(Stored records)
(begin)

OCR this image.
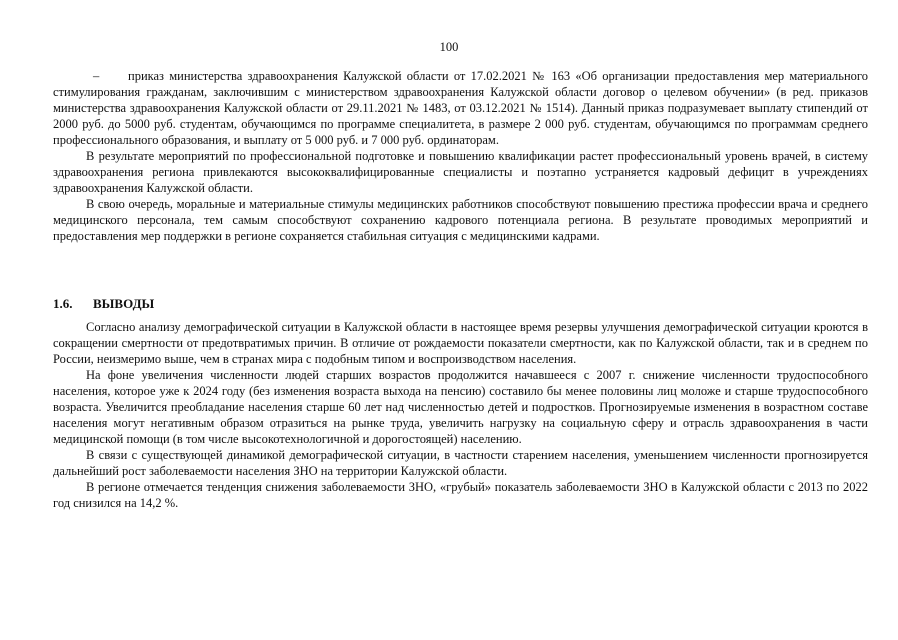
100

– приказ министерства здравоохранения Калужской области от 17.02.2021 № 163 «Об организации предоставления мер материального стимулирования гражданам, заключившим с министерством здравоохранения Калужской области договор о целевом обучении» (в ред. приказов министерства здравоохранения Калужской области от 29.11.2021 № 1483, от 03.12.2021 № 1514). Данный приказ подразумевает выплату стипендий от 2000 руб. до 5000 руб. студентам, обучающимся по программе специалитета, в размере 2 000 руб. студентам, обучающимся по программам среднего профессионального образования, и выплату от 5 000 руб. и 7 000 руб. ординаторам.

В результате мероприятий по профессиональной подготовке и повышению квалификации растет профессиональный уровень врачей, в систему здравоохранения региона привлекаются высококвалифицированные специалисты и поэтапно устраняется кадровый дефицит в учреждениях здравоохранения Калужской области.

В свою очередь, моральные и материальные стимулы медицинских работников способствуют повышению престижа профессии врача и среднего медицинского персонала, тем самым способствуют сохранению кадрового потенциала региона. В результате проводимых мероприятий и предоставления мер поддержки в регионе сохраняется стабильная ситуация с медицинскими кадрами.

1.6. ВЫВОДЫ

Согласно анализу демографической ситуации в Калужской области в настоящее время резервы улучшения демографической ситуации кроются в сокращении смертности от предотвратимых причин. В отличие от рождаемости показатели смертности, как по Калужской области, так и в среднем по России, неизмеримо выше, чем в странах мира с подобным типом и воспроизводством населения.

На фоне увеличения численности людей старших возрастов продолжится начавшееся с 2007 г. снижение численности трудоспособного населения, которое уже к 2024 году (без изменения возраста выхода на пенсию) составило бы менее половины лиц моложе и старше трудоспособного возраста. Увеличится преобладание населения старше 60 лет над численностью детей и подростков. Прогнозируемые изменения в возрастном составе населения могут негативным образом отразиться на рынке труда, увеличить нагрузку на социальную сферу и отрасль здравоохранения в части медицинской помощи (в том числе высокотехнологичной и дорогостоящей) населению.

В связи с существующей динамикой демографической ситуации, в частности старением населения, уменьшением численности прогнозируется дальнейший рост заболеваемости населения ЗНО на территории Калужской области.

В регионе отмечается тенденция снижения заболеваемости ЗНО, «грубый» показатель заболеваемости ЗНО в Калужской области с 2013 по 2022 год снизился на 14,2 %.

(end)

■ Set exercise: Each entry above is to be written out again unchanged, apart from the pictures, which are left out.

■ The reply:
OCR this image.
100

– приказ министерства здравоохранения Калужской области от 17.02.2021 № 163 «Об организации предоставления мер материального стимулирования гражданам, заключившим с министерством здравоохранения Калужской области договор о целевом обучении» (в ред. приказов министерства здравоохранения Калужской области от 29.11.2021 № 1483, от 03.12.2021 № 1514). Данный приказ подразумевает выплату стипендий от 2000 руб. до 5000 руб. студентам, обучающимся по программе специалитета, в размере 2 000 руб. студентам, обучающимся по программам среднего профессионального образования, и выплату от 5 000 руб. и 7 000 руб. ординаторам.

В результате мероприятий по профессиональной подготовке и повышению квалификации растет профессиональный уровень врачей, в систему здравоохранения региона привлекаются высококвалифицированные специалисты и поэтапно устраняется кадровый дефицит в учреждениях здравоохранения Калужской области.

В свою очередь, моральные и материальные стимулы медицинских работников способствуют повышению престижа профессии врача и среднего медицинского персонала, тем самым способствуют сохранению кадрового потенциала региона. В результате проводимых мероприятий и предоставления мер поддержки в регионе сохраняется стабильная ситуация с медицинскими кадрами.

1.6. ВЫВОДЫ

Согласно анализу демографической ситуации в Калужской области в настоящее время резервы улучшения демографической ситуации кроются в сокращении смертности от предотвратимых причин. В отличие от рождаемости показатели смертности, как по Калужской области, так и в среднем по России, неизмеримо выше, чем в странах мира с подобным типом и воспроизводством населения.

На фоне увеличения численности людей старших возрастов продолжится начавшееся с 2007 г. снижение численности трудоспособного населения, которое уже к 2024 году (без изменения возраста выхода на пенсию) составило бы менее половины лиц моложе и старше трудоспособного возраста. Увеличится преобладание населения старше 60 лет над численностью детей и подростков. Прогнозируемые изменения в возрастном составе населения могут негативным образом отразиться на рынке труда, увеличить нагрузку на социальную сферу и отрасль здравоохранения в части медицинской помощи (в том числе высокотехнологичной и дорогостоящей) населению.

В связи с существующей динамикой демографической ситуации, в частности старением населения, уменьшением численности прогнозируется дальнейший рост заболеваемости населения ЗНО на территории Калужской области.

В регионе отмечается тенденция снижения заболеваемости ЗНО, «грубый» показатель заболеваемости ЗНО в Калужской области с 2013 по 2022 год снизился на 14,2 %.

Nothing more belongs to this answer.